- _Dataset extract_:
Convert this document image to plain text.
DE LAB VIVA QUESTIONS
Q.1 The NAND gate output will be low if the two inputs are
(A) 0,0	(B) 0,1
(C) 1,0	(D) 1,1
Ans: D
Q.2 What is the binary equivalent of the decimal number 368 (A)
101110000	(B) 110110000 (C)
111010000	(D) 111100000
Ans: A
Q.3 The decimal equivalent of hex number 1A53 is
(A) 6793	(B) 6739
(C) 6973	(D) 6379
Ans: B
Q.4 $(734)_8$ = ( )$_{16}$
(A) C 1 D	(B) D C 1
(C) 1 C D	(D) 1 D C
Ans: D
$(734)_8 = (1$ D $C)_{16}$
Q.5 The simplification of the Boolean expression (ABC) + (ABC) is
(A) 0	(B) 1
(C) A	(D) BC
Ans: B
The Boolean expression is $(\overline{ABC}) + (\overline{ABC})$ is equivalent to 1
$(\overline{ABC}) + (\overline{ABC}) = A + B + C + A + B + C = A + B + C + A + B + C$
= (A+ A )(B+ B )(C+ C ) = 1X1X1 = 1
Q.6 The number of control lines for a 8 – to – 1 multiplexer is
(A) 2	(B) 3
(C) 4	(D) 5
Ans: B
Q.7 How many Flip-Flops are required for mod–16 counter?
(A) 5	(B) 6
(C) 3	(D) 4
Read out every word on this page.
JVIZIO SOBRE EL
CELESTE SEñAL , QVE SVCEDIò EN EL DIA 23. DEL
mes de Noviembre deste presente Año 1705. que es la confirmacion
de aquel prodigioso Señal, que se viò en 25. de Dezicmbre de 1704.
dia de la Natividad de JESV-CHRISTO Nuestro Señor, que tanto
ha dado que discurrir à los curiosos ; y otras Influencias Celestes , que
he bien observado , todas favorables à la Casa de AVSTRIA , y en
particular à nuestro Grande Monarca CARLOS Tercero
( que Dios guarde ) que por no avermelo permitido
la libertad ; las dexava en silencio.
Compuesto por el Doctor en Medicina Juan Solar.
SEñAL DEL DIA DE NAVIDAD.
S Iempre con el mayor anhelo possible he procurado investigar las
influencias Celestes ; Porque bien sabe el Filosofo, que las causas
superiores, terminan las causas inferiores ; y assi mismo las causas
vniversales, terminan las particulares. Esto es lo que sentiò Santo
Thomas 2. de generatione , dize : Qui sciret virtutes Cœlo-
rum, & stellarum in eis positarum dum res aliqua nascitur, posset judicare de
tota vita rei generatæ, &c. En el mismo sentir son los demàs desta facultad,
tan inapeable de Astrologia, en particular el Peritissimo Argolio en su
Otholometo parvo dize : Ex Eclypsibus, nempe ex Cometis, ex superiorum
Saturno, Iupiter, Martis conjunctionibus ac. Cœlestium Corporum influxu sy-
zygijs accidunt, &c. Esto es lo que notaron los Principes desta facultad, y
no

- _Aim of the task_: Give the listing above again, word for word.

- _Answer to this task_:
Convert this document image to plain text.
DE LAB VIVA QUESTIONS
Q.1 The NAND gate output will be low if the two inputs are
(A) 0,0	(B) 0,1
(C) 1,0	(D) 1,1
Ans: D
Q.2 What is the binary equivalent of the decimal number 368 (A)
101110000	(B) 110110000 (C)
111010000	(D) 111100000
Ans: A
Q.3 The decimal equivalent of hex number 1A53 is
(A) 6793	(B) 6739
(C) 6973	(D) 6379
Ans: B
Q.4 $(734)_8$ = ( )$_{16}$
(A) C 1 D	(B) D C 1
(C) 1 C D	(D) 1 D C
Ans: D
$(734)_8 = (1$ D $C)_{16}$
Q.5 The simplification of the Boolean expression (ABC) + (ABC) is
(A) 0	(B) 1
(C) A	(D) BC
Ans: B
The Boolean expression is $(\overline{ABC}) + (\overline{ABC})$ is equivalent to 1
$(\overline{ABC}) + (\overline{ABC}) = A + B + C + A + B + C = A + B + C + A + B + C$
= (A+ A )(B+ B )(C+ C ) = 1X1X1 = 1
Q.6 The number of control lines for a 8 – to – 1 multiplexer is
(A) 2	(B) 3
(C) 4	(D) 5
Ans: B
Q.7 How many Flip-Flops are required for mod–16 counter?
(A) 5	(B) 6
(C) 3	(D) 4
Read out every word on this page.
JVIZIO SOBRE EL
CELESTE SEñAL , QVE SVCEDIò EN EL DIA 23. DEL
mes de Noviembre deste presente Año 1705. que es la confirmacion
de aquel prodigioso Señal, que se viò en 25. de Dezicmbre de 1704.
dia de la Natividad de JESV-CHRISTO Nuestro Señor, que tanto
ha dado que discurrir à los curiosos ; y otras Influencias Celestes , que
he bien observado , todas favorables à la Casa de AVSTRIA , y en
particular à nuestro Grande Monarca CARLOS Tercero
( que Dios guarde ) que por no avermelo permitido
la libertad ; las dexava en silencio.
Compuesto por el Doctor en Medicina Juan Solar.
SEñAL DEL DIA DE NAVIDAD.
S Iempre con el mayor anhelo possible he procurado investigar las
influencias Celestes ; Porque bien sabe el Filosofo, que las causas
superiores, terminan las causas inferiores ; y assi mismo las causas
vniversales, terminan las particulares. Esto es lo que sentiò Santo
Thomas 2. de generatione , dize : Qui sciret virtutes Cœlo-
rum, & stellarum in eis positarum dum res aliqua nascitur, posset judicare de
tota vita rei generatæ, &c. En el mismo sentir son los demàs desta facultad,
tan inapeable de Astrologia, en particular el Peritissimo Argolio en su
Otholometo parvo dize : Ex Eclypsibus, nempe ex Cometis, ex superiorum
Saturno, Iupiter, Martis conjunctionibus ac. Cœlestium Corporum influxu sy-
zygijs accidunt, &c. Esto es lo que notaron los Principes desta facultad, y
no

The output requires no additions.